----- Given records -----

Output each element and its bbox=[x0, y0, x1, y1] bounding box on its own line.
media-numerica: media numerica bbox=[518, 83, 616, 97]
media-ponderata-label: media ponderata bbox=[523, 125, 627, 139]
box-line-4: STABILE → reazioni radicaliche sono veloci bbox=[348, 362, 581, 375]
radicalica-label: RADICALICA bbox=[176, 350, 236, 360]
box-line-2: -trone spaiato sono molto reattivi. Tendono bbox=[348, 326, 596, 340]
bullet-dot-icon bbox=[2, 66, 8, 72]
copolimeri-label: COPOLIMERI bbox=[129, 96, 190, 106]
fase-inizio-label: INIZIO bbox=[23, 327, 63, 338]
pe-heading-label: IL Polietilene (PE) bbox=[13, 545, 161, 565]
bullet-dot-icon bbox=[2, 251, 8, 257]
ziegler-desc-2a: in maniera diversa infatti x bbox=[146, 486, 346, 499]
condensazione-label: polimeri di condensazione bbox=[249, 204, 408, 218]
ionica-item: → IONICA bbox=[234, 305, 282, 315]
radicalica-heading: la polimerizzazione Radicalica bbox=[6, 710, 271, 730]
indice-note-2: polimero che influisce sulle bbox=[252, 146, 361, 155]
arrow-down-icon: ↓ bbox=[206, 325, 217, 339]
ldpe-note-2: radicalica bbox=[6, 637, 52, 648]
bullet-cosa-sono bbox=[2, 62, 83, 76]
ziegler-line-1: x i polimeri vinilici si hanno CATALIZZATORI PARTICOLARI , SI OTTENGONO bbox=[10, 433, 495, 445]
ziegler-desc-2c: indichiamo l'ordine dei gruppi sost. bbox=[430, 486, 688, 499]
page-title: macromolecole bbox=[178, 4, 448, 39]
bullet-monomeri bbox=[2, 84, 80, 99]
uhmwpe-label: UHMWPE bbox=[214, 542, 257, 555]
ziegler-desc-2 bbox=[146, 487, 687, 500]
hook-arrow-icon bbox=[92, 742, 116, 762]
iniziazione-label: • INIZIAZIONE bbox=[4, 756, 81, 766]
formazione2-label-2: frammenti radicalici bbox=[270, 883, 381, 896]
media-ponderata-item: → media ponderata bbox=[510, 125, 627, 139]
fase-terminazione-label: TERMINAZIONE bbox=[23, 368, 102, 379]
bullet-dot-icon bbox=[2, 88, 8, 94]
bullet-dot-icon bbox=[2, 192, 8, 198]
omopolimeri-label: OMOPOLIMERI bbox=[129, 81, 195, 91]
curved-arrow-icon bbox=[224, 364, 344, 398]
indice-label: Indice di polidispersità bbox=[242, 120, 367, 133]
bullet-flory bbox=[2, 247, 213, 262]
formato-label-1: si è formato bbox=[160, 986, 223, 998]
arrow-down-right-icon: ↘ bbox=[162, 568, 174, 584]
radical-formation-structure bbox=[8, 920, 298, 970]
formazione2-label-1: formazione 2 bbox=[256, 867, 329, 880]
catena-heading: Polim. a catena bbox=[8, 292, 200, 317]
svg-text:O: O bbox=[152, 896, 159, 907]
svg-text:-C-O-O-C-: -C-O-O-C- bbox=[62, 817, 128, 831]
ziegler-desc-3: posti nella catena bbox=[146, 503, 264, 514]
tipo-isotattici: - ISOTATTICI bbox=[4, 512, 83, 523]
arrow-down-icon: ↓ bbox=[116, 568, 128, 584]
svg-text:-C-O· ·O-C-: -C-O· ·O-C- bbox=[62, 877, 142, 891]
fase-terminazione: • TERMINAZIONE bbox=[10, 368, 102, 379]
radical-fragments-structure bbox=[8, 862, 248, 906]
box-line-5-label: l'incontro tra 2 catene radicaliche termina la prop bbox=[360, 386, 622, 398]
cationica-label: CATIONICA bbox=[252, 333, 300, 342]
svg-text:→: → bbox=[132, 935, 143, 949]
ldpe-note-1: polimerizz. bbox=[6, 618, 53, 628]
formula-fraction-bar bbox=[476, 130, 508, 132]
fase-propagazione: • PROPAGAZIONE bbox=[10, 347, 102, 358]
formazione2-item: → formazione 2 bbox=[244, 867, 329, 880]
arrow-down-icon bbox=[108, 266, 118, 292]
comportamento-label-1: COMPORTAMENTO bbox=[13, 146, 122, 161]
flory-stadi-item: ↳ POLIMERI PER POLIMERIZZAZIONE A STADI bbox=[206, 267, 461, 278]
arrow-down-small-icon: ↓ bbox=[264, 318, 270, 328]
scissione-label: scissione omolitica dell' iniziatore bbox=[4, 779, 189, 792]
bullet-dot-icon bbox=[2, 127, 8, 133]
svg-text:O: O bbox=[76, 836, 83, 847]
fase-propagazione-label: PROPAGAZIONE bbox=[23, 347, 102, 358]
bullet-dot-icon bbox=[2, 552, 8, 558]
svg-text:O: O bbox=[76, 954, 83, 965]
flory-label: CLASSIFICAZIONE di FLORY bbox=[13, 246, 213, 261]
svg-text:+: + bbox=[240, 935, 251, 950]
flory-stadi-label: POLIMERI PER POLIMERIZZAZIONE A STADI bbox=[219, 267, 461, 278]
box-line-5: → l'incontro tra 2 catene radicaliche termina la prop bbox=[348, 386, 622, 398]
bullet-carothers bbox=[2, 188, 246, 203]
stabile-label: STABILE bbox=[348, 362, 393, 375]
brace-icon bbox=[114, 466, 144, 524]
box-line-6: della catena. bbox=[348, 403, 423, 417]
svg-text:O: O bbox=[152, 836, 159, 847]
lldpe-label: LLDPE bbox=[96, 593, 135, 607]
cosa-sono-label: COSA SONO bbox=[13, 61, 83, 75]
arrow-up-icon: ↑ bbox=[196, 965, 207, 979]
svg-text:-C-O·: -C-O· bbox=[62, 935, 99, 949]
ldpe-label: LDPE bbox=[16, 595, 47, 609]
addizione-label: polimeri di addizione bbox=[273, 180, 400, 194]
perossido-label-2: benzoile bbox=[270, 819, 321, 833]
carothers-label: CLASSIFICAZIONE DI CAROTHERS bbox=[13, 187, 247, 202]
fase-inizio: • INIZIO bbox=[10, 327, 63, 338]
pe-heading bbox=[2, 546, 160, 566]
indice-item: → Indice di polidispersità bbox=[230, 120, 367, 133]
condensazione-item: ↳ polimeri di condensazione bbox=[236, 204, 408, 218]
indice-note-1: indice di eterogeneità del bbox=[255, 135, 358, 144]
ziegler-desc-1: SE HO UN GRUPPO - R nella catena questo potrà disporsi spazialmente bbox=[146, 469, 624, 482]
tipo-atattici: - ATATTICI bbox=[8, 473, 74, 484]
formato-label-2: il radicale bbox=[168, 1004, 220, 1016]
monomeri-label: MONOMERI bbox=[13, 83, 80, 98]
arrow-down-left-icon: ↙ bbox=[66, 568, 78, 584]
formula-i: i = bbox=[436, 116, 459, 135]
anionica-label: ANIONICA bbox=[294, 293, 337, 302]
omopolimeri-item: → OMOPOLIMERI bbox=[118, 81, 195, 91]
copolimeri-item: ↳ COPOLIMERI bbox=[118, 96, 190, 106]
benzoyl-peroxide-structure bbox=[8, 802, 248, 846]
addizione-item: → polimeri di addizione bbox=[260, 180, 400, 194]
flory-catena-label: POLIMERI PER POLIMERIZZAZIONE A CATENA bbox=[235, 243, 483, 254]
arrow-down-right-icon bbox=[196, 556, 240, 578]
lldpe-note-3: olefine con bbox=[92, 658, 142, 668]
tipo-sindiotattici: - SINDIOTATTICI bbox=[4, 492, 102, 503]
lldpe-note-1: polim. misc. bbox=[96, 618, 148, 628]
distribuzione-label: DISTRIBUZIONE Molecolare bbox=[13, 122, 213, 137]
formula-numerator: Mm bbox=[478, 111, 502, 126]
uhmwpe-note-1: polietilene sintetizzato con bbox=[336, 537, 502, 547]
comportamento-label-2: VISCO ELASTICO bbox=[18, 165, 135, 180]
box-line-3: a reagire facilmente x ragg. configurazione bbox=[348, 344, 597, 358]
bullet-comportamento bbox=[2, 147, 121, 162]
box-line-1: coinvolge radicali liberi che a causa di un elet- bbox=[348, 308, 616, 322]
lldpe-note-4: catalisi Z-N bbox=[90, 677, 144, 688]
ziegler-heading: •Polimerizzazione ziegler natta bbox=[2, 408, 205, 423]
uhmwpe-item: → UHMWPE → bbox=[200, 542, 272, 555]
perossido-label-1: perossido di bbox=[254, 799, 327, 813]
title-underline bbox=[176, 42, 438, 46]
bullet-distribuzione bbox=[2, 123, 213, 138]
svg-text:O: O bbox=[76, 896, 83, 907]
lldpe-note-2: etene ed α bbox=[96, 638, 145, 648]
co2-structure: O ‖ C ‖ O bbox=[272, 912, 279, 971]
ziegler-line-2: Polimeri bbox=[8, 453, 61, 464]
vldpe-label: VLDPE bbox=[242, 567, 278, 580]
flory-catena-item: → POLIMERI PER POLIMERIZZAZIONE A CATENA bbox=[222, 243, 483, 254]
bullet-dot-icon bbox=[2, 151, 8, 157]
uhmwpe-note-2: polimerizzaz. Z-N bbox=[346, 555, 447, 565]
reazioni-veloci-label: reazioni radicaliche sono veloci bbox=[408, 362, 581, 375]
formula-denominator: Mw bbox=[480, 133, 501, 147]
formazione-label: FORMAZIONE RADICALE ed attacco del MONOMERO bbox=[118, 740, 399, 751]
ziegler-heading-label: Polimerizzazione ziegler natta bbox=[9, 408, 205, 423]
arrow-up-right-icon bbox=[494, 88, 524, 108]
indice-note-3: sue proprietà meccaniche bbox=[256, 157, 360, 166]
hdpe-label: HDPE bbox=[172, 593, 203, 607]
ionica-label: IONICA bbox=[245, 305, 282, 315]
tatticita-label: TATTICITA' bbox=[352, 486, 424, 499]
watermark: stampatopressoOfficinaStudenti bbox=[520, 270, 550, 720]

-----

- [Task instructions] Can you render the entries as a numbered list, starting with their very first line and going on through the line that contains "arrow-down-icon: ↓ bbox=[206, 325, 217, 339]", including both of those lines and skipping any blank lines?

- [Solution to this problem]
1. Output each element and its bbox=[x0, y0, x1, y1] bounding box on its own line.
2. media-numerica: media numerica bbox=[518, 83, 616, 97]
3. media-ponderata-label: media ponderata bbox=[523, 125, 627, 139]
4. box-line-4: STABILE → reazioni radicaliche sono veloci bbox=[348, 362, 581, 375]
5. radicalica-label: RADICALICA bbox=[176, 350, 236, 360]
6. box-line-2: -trone spaiato sono molto reattivi. Tendono bbox=[348, 326, 596, 340]
7. bullet-dot-icon bbox=[2, 66, 8, 72]
8. copolimeri-label: COPOLIMERI bbox=[129, 96, 190, 106]
9. fase-inizio-label: INIZIO bbox=[23, 327, 63, 338]
10. pe-heading-label: IL Polietilene (PE) bbox=[13, 545, 161, 565]
11. bullet-dot-icon bbox=[2, 251, 8, 257]
12. ziegler-desc-2a: in maniera diversa infatti x bbox=[146, 486, 346, 499]
13. condensazione-label: polimeri di condensazione bbox=[249, 204, 408, 218]
14. ionica-item: → IONICA bbox=[234, 305, 282, 315]
15. radicalica-heading: la polimerizzazione Radicalica bbox=[6, 710, 271, 730]
16. indice-note-2: polimero che influisce sulle bbox=[252, 146, 361, 155]
17. arrow-down-icon: ↓ bbox=[206, 325, 217, 339]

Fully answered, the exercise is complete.